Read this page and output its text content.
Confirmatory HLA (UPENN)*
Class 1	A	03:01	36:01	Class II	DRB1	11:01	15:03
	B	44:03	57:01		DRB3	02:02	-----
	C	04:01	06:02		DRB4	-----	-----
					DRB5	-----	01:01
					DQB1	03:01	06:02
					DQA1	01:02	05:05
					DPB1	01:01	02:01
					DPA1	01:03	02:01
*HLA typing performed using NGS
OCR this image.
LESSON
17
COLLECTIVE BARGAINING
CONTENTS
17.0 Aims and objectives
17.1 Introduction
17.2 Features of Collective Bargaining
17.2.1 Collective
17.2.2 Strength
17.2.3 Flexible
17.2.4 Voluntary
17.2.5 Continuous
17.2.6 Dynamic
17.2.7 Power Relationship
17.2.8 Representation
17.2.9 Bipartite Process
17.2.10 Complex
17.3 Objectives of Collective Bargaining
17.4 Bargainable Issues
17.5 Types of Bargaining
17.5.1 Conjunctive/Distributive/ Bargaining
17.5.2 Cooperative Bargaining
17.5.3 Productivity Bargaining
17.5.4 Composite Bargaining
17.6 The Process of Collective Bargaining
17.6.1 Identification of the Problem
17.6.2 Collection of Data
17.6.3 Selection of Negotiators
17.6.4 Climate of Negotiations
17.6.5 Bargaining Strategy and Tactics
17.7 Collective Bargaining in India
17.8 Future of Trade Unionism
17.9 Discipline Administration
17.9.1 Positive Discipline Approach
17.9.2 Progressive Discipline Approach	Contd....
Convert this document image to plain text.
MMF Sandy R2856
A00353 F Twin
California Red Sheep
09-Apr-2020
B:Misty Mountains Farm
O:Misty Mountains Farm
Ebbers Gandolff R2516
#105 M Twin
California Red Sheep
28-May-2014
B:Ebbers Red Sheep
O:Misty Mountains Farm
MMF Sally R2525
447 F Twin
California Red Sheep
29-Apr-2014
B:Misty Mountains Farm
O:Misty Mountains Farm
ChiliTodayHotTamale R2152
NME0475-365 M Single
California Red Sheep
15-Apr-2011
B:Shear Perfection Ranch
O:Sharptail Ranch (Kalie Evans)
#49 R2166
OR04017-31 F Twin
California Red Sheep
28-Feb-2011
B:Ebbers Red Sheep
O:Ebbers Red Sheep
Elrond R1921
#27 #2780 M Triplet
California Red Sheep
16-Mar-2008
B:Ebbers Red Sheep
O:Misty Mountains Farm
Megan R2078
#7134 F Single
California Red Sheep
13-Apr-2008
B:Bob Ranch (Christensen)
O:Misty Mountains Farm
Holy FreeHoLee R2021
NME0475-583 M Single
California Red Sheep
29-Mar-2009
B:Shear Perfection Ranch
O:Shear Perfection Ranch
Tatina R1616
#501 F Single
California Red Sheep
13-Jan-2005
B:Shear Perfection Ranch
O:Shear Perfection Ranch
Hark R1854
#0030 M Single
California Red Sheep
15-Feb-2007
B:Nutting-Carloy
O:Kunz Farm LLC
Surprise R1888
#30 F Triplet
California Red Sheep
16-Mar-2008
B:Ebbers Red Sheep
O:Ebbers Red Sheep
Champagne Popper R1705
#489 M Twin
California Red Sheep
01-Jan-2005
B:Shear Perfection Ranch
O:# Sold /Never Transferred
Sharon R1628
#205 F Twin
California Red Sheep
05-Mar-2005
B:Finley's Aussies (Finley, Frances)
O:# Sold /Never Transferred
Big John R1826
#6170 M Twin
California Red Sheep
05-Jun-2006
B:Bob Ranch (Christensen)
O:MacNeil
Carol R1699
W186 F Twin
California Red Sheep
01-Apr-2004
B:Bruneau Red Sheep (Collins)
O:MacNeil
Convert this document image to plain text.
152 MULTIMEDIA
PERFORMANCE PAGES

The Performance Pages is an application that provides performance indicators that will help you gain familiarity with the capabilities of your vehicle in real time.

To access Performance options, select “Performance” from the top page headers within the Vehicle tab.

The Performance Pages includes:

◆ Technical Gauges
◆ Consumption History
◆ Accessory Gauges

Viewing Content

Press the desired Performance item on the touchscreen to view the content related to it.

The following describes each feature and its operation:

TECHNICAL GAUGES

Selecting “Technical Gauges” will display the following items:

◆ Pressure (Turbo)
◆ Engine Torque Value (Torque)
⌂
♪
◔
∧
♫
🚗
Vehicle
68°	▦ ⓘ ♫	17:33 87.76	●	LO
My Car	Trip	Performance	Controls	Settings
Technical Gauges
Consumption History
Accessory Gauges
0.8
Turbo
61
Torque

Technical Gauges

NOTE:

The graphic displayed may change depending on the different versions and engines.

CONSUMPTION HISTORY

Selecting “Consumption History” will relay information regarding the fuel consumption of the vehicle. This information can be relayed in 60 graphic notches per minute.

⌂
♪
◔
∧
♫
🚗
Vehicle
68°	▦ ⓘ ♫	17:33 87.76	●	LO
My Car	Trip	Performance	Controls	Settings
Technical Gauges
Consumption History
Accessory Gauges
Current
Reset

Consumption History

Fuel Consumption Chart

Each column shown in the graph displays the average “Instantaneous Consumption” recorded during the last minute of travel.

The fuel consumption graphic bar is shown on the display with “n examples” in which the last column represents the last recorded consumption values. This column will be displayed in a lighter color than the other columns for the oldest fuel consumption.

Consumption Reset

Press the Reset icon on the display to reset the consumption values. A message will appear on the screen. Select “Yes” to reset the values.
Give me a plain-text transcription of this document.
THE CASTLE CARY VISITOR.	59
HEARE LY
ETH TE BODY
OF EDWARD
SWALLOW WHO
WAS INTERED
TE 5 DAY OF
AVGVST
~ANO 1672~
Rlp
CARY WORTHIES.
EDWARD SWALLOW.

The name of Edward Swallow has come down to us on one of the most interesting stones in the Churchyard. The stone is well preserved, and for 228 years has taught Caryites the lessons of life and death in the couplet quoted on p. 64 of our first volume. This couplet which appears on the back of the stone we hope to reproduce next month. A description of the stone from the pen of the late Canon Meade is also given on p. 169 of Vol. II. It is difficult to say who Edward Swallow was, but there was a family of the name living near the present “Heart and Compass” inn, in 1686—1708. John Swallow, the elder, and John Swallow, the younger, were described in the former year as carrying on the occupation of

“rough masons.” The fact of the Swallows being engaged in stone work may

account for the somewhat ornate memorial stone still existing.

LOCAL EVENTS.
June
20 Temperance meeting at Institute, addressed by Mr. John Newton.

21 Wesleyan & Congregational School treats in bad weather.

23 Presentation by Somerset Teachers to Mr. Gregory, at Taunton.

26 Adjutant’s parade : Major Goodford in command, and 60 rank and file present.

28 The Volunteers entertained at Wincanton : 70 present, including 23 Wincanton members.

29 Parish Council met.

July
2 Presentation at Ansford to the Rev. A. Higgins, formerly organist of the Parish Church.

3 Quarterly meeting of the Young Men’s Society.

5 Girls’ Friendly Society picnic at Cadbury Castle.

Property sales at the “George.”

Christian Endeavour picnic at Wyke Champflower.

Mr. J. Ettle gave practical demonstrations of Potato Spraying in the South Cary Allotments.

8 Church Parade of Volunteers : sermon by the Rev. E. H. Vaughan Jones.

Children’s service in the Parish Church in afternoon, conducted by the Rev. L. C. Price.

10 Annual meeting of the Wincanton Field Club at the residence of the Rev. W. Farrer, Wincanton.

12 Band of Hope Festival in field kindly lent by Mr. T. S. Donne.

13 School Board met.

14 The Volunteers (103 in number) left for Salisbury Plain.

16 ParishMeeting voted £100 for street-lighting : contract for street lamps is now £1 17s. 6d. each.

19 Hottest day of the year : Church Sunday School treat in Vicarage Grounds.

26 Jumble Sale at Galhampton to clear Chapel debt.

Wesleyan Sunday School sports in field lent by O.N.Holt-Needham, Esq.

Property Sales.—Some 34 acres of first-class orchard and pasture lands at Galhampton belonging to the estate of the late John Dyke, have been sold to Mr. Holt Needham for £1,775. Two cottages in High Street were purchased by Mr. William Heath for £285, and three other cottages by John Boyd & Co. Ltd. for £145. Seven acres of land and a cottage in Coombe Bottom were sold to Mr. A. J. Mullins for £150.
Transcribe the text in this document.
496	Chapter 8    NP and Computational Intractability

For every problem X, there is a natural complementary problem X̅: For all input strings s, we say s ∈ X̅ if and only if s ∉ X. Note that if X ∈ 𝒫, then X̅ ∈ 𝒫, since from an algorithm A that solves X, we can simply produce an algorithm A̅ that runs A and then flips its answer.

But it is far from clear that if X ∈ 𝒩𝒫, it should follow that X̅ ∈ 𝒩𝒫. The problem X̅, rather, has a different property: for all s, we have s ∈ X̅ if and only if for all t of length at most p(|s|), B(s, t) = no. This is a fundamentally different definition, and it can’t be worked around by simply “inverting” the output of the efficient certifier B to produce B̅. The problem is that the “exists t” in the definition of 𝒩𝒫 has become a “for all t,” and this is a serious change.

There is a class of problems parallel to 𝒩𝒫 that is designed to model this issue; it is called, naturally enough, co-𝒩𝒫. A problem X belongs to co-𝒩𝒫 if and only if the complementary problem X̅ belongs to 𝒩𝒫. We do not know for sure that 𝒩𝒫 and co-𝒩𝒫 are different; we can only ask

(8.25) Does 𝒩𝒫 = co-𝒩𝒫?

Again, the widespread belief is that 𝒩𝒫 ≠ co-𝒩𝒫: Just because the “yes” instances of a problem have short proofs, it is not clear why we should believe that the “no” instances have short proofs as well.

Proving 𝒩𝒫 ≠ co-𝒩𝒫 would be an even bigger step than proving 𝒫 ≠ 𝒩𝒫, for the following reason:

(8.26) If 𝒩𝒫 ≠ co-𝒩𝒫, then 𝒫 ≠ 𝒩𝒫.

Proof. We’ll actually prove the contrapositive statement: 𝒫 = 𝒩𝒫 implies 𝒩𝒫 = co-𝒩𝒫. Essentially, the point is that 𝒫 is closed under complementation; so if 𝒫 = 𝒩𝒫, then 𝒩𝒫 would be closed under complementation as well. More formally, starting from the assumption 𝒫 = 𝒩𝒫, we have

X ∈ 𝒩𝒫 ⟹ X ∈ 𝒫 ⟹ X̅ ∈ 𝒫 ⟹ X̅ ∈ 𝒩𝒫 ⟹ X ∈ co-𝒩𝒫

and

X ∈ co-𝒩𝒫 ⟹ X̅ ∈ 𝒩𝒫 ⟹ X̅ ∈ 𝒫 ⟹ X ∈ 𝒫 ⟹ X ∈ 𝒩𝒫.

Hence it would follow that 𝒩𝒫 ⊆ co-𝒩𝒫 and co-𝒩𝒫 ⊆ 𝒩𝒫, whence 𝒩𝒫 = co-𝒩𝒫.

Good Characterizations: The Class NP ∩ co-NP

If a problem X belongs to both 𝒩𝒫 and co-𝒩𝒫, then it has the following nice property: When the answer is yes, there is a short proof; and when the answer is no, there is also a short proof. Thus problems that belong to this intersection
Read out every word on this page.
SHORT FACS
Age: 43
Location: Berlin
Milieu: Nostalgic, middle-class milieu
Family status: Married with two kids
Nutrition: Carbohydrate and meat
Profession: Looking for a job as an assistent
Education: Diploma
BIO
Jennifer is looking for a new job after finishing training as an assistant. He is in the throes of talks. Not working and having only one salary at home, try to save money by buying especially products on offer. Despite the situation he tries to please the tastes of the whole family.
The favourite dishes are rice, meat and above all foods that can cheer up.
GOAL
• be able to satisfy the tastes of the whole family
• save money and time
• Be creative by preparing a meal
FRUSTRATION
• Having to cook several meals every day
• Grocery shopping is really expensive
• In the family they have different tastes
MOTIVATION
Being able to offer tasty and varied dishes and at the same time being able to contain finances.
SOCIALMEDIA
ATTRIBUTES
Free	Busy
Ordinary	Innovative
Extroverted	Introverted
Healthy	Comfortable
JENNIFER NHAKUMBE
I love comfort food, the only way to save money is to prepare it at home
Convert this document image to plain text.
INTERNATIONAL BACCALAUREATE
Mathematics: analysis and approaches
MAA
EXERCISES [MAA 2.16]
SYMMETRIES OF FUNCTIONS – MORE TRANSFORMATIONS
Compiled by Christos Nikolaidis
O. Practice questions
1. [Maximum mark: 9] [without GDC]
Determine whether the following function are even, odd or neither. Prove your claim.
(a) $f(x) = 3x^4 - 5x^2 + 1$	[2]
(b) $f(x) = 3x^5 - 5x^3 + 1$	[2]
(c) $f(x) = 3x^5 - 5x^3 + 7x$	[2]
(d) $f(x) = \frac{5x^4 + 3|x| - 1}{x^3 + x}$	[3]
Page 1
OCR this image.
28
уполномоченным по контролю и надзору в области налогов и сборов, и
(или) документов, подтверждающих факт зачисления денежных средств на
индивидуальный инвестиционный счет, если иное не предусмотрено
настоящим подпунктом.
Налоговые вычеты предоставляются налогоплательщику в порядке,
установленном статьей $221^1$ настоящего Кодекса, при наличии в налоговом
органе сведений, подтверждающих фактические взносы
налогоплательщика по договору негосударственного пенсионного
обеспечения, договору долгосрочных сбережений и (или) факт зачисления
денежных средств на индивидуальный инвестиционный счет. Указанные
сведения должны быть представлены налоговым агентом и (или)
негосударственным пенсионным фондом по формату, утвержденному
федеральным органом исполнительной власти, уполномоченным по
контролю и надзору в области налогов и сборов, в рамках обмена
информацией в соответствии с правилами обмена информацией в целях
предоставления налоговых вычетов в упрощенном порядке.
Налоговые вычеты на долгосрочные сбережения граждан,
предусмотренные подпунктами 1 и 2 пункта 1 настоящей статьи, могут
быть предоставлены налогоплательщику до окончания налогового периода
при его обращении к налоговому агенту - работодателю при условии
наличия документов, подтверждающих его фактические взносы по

---+---

Exercise brief:
Find and copy every line in the entries above where the string "денежных" occurs.

Response to this exercise:
(или) документов, подтверждающих факт зачисления денежных средств на
денежных средств на индивидуальный инвестиционный счет. Указанные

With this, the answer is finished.